- [Records supplied]

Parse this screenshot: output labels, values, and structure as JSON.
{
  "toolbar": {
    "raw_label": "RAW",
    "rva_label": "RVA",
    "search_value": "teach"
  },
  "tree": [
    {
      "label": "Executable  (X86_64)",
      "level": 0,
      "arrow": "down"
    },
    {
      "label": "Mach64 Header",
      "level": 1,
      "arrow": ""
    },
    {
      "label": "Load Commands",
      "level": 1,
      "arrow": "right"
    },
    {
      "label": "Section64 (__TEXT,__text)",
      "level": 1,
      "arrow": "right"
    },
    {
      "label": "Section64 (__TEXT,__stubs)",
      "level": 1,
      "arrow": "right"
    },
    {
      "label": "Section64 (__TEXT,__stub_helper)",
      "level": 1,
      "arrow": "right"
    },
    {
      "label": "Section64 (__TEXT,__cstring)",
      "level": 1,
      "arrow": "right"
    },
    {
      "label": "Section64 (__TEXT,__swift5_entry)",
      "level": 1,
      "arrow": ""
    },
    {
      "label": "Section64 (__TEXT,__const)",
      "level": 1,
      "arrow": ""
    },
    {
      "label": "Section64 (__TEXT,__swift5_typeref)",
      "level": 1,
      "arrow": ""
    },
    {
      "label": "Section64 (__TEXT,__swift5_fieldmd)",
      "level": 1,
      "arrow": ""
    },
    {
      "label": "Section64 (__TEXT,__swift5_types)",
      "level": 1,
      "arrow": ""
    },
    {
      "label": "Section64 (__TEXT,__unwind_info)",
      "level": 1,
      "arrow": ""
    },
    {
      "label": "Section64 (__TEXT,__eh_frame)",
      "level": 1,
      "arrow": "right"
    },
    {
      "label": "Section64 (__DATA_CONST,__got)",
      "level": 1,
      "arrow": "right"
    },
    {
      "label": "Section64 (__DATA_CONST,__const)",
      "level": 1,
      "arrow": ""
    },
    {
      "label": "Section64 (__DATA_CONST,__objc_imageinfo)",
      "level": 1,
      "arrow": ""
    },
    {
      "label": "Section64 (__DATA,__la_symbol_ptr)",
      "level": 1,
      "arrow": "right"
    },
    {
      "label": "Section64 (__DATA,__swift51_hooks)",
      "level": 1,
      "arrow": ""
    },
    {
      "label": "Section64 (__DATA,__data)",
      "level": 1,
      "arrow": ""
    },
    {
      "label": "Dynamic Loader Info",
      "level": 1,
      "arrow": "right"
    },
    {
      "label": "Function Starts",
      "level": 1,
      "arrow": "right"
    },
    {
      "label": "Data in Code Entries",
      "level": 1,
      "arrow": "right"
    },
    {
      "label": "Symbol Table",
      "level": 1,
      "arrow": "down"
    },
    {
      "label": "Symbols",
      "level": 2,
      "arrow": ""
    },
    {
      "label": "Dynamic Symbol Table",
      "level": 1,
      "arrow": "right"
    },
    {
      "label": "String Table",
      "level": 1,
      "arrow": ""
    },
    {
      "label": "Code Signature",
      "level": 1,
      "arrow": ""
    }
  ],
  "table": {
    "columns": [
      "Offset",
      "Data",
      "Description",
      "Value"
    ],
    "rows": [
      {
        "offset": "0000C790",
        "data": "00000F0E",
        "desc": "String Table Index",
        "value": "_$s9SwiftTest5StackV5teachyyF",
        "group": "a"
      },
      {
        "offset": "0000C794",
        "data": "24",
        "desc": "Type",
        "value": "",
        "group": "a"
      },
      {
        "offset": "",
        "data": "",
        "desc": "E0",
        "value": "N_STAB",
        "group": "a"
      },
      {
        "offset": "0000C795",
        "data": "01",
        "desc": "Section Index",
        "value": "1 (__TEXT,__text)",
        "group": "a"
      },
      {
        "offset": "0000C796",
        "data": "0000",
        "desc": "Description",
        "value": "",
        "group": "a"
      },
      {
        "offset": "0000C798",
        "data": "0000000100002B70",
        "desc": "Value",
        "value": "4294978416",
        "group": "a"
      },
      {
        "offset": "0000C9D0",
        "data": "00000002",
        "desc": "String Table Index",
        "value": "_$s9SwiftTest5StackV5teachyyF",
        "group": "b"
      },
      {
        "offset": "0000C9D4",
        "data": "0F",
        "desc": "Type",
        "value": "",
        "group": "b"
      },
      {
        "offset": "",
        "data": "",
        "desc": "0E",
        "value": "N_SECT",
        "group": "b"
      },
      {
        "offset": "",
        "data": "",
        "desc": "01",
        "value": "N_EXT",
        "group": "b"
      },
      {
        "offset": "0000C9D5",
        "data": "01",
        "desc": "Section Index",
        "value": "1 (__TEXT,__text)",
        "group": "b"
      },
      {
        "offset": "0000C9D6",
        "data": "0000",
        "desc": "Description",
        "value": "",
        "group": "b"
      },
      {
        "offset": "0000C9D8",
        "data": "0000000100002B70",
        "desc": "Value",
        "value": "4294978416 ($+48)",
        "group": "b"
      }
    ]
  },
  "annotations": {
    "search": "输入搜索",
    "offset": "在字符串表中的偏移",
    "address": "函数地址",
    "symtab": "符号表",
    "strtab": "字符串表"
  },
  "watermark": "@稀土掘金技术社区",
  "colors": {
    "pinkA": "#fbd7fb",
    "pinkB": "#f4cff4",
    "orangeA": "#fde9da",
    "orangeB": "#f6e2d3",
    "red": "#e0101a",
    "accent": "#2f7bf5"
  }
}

- [Goal]
Each line that holds the string "Code" counts once; give the total and nothing else.

- [Full answer]
2